Work to do >>
Find all lines in the listing that include the word "Fang", then copy them.

════════

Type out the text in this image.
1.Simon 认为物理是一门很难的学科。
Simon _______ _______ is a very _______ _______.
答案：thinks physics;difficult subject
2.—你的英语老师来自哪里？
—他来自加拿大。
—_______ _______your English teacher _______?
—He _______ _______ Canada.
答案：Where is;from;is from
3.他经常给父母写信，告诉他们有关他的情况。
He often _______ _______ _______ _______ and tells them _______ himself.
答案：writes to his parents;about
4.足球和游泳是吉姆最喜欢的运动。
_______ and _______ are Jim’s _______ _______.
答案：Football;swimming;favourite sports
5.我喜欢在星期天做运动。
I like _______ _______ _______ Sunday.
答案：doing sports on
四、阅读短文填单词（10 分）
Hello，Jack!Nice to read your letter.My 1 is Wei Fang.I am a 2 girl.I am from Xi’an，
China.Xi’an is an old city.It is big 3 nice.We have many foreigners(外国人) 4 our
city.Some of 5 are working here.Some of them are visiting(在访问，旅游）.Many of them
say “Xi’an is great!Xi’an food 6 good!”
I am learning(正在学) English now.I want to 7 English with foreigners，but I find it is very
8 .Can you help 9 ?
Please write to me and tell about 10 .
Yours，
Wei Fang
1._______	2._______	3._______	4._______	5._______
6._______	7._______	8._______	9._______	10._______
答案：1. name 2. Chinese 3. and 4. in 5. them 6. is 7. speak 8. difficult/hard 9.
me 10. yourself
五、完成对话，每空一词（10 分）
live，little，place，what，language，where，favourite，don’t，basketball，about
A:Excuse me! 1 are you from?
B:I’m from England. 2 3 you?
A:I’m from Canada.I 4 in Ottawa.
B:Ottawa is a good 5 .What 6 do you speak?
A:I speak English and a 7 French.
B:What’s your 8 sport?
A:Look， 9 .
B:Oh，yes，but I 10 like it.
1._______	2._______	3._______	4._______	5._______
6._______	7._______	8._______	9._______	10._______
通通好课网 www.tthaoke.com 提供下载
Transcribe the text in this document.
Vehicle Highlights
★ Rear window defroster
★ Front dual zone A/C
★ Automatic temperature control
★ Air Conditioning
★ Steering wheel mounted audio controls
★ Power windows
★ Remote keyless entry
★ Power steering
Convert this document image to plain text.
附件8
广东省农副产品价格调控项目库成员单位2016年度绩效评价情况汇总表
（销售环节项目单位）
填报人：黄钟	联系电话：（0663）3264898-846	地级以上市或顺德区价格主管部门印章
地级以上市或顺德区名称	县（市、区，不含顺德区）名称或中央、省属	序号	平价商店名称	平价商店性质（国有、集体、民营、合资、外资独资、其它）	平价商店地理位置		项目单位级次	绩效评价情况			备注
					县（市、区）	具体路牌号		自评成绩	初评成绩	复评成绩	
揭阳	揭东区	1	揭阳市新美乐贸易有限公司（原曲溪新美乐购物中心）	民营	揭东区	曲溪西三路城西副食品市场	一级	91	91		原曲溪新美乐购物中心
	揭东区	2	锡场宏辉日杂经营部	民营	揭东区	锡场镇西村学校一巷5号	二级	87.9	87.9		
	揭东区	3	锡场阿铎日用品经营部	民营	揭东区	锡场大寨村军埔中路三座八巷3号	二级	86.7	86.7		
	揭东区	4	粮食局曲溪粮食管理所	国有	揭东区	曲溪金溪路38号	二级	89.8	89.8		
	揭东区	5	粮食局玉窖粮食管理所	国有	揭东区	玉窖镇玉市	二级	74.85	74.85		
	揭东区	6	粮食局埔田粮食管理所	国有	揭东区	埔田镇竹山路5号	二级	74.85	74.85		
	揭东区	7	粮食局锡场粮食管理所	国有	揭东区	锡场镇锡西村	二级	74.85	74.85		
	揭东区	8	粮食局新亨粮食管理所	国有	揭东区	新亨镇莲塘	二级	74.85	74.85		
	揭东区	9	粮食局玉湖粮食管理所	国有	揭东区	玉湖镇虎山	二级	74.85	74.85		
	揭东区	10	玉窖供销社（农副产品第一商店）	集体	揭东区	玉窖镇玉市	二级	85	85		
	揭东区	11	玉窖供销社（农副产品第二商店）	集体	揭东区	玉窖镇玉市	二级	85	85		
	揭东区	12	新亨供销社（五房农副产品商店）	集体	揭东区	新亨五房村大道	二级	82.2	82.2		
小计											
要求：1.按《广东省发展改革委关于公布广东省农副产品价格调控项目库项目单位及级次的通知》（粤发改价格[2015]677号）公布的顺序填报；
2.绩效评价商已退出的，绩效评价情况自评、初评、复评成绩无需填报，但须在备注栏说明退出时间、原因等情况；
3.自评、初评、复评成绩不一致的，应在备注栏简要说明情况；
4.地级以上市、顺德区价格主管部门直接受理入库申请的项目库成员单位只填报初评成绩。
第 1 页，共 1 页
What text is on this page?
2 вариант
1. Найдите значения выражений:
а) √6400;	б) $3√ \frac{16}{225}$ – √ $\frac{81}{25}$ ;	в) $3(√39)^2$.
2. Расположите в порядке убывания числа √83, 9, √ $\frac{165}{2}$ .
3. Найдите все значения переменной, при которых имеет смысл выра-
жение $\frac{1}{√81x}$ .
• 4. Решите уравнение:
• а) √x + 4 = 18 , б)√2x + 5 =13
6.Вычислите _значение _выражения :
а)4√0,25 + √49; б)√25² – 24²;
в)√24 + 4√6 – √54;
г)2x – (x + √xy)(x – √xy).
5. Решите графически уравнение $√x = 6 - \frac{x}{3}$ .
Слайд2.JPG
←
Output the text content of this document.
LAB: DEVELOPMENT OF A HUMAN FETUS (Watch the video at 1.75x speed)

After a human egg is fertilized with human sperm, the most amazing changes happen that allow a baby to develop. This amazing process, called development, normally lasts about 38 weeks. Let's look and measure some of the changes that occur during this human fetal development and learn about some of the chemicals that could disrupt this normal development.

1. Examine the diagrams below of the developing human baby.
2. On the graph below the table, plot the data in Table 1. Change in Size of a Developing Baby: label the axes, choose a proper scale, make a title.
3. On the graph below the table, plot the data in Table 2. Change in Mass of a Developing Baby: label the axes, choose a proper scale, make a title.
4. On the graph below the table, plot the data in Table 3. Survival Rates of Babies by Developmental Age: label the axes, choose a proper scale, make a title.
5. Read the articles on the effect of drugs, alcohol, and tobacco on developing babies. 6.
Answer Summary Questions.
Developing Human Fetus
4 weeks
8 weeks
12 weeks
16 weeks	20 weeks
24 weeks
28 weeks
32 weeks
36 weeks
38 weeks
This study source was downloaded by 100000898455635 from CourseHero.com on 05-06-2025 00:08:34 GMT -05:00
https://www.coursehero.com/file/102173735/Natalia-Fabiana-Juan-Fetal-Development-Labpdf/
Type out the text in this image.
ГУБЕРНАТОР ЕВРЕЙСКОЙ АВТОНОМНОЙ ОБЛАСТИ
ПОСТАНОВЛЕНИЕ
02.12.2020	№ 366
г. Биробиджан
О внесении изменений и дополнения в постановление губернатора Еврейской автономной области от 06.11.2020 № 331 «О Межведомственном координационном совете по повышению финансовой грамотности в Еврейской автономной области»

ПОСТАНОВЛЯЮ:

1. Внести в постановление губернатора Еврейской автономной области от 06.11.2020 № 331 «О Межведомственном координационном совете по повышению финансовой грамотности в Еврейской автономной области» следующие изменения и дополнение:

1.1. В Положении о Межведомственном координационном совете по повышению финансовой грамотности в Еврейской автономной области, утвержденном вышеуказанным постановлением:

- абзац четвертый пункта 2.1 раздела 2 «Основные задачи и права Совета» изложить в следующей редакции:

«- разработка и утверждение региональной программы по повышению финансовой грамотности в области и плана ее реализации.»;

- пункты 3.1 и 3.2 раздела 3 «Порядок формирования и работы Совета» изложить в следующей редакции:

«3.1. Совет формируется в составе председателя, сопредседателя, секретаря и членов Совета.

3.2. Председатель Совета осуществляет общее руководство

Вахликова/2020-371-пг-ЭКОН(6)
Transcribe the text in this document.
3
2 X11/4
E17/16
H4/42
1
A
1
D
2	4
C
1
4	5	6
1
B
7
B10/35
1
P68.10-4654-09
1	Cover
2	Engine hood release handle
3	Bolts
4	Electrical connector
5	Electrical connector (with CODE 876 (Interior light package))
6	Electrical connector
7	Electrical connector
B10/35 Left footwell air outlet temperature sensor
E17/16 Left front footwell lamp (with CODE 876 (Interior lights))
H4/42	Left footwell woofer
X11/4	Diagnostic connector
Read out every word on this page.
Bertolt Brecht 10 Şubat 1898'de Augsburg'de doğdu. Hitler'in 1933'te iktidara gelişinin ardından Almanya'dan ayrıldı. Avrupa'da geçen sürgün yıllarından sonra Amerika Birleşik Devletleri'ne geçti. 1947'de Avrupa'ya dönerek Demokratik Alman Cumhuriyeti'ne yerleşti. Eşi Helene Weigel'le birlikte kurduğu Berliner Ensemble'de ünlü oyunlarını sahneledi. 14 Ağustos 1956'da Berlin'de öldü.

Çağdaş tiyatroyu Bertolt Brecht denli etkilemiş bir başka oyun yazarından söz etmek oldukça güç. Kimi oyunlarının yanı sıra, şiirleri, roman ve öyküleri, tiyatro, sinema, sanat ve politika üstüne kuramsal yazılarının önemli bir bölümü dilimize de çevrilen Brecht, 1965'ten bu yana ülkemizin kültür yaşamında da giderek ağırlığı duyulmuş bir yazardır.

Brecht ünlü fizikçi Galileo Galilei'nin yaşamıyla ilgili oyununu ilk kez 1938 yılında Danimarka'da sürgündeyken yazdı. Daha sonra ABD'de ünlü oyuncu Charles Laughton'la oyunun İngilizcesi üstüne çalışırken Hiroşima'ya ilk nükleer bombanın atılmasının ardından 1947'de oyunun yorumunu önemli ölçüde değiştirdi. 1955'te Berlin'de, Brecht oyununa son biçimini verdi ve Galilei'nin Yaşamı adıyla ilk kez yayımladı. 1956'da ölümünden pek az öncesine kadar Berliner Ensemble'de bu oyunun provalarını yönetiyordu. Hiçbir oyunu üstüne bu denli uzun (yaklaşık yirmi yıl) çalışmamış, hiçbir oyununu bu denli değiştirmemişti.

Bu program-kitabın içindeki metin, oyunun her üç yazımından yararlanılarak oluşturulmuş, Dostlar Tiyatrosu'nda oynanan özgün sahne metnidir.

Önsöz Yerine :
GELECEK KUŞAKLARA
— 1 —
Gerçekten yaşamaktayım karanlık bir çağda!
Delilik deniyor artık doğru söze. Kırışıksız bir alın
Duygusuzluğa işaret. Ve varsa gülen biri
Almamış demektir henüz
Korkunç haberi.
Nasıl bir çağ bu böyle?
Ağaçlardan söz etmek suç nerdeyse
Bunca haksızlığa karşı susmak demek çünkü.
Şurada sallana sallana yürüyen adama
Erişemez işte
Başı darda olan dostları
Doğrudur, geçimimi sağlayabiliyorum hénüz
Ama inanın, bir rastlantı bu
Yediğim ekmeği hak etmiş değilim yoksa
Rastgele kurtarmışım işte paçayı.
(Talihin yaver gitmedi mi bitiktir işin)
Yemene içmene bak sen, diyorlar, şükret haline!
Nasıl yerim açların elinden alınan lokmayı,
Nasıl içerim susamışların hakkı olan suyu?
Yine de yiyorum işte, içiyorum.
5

════════

Finished answer >>
Hello，Jack!Nice to read your letter.My 1 is Wei Fang.I am a 2 girl.I am from Xi’an，
Wei Fang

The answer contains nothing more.